§ **PROBLEM TO WORK ON**
Return each line of the data below that contains the string "Audience". Treat uppercase and lowercase letters as different.

§ **DATA ROWS**
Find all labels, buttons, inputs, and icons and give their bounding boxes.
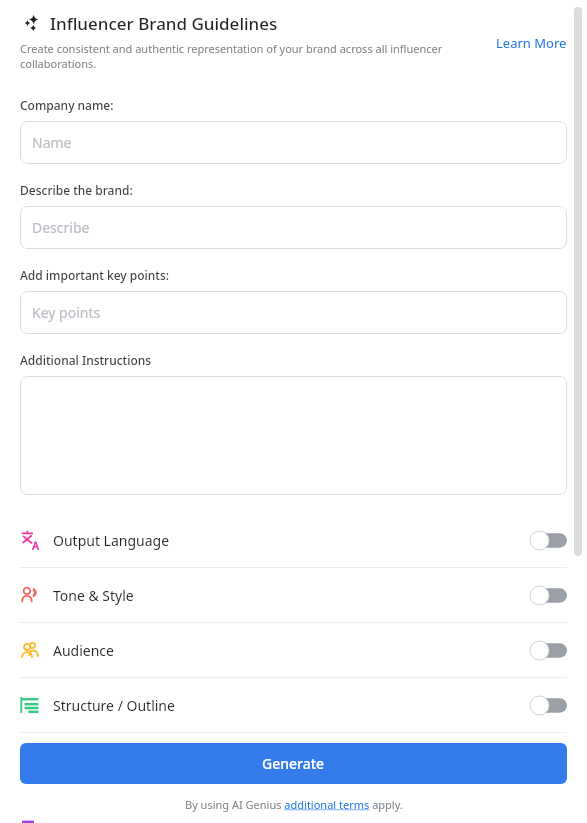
staticText: Describe the brand: — [20, 182, 133, 198]
button[interactable]: Examples — [20, 820, 567, 823]
staticText: Company name: — [20, 97, 114, 113]
button[interactable]: Toggle Tone & Style — [530, 586, 567, 605]
button[interactable]: Name — [20, 121, 567, 164]
button[interactable]: Tone & Style — [0, 568, 587, 622]
button[interactable]: Toggle Audience — [530, 641, 567, 660]
button[interactable]: Structure / Outline — [0, 678, 587, 732]
staticText: Tone & Style — [53, 586, 530, 605]
staticText: Generate — [262, 754, 325, 773]
button[interactable]: Audience — [0, 623, 587, 677]
staticText: Create consistent and authentic represen… — [20, 41, 463, 71]
staticText: Structure / Outline — [53, 696, 530, 715]
staticText: By using AI Genius additional terms appl… — [185, 797, 403, 812]
staticText: Additional Instructions — [20, 352, 152, 368]
button[interactable]: Generate — [20, 743, 567, 784]
button[interactable]: Output Language — [0, 513, 587, 567]
staticText: Output Language — [53, 531, 530, 550]
button[interactable] — [20, 376, 567, 495]
button[interactable]: Describe — [20, 206, 567, 249]
staticText: Key points — [32, 303, 101, 322]
button[interactable]: Toggle Output Language — [530, 531, 567, 550]
staticText: Name — [32, 133, 72, 152]
button[interactable]: Toggle Structure / Outline — [530, 696, 567, 715]
button[interactable]: Key points — [20, 291, 567, 334]
staticText: Influencer Brand Guidelines — [50, 12, 278, 35]
button[interactable]: Learn More — [496, 34, 567, 52]
staticText: Add important key points: — [20, 267, 170, 283]
staticText: Learn More — [496, 34, 567, 52]
staticText: Describe — [32, 218, 90, 237]
staticText: Audience — [53, 641, 530, 660]
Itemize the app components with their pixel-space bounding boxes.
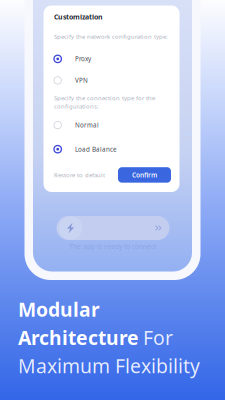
staticText: Maximum Flexibility — [18, 353, 200, 379]
staticText: Architecture — [18, 324, 139, 351]
staticText: Load Balance — [75, 145, 117, 153]
staticText: configurations: — [54, 102, 99, 110]
staticText: Confirm — [132, 170, 157, 179]
staticText: The app is ready to connect — [69, 242, 156, 251]
button[interactable]: Confirm — [118, 167, 171, 183]
staticText: Restore to default — [54, 171, 105, 179]
button[interactable]: Load Balance — [54, 140, 169, 158]
staticText: Specify the connection type for the — [54, 94, 155, 102]
staticText: For — [143, 324, 173, 351]
button[interactable]: Normal — [54, 116, 169, 134]
staticText: Normal — [75, 121, 99, 129]
button[interactable]: Proxy — [54, 50, 169, 68]
staticText: Specify the network configuration type: — [54, 32, 168, 40]
button[interactable]: Restore to default — [54, 168, 106, 182]
staticText: Customization — [54, 12, 103, 22]
staticText: Proxy — [75, 55, 91, 63]
button[interactable]: VPN — [54, 71, 169, 89]
staticText: Modular — [18, 296, 100, 322]
staticText: VPN — [75, 76, 88, 85]
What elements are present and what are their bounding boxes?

§ **RESPONSE BELOW**
button[interactable]: Toggle Audience — [530, 641, 567, 660]
button[interactable]: Audience — [0, 623, 587, 677]
staticText: Audience — [53, 641, 530, 660]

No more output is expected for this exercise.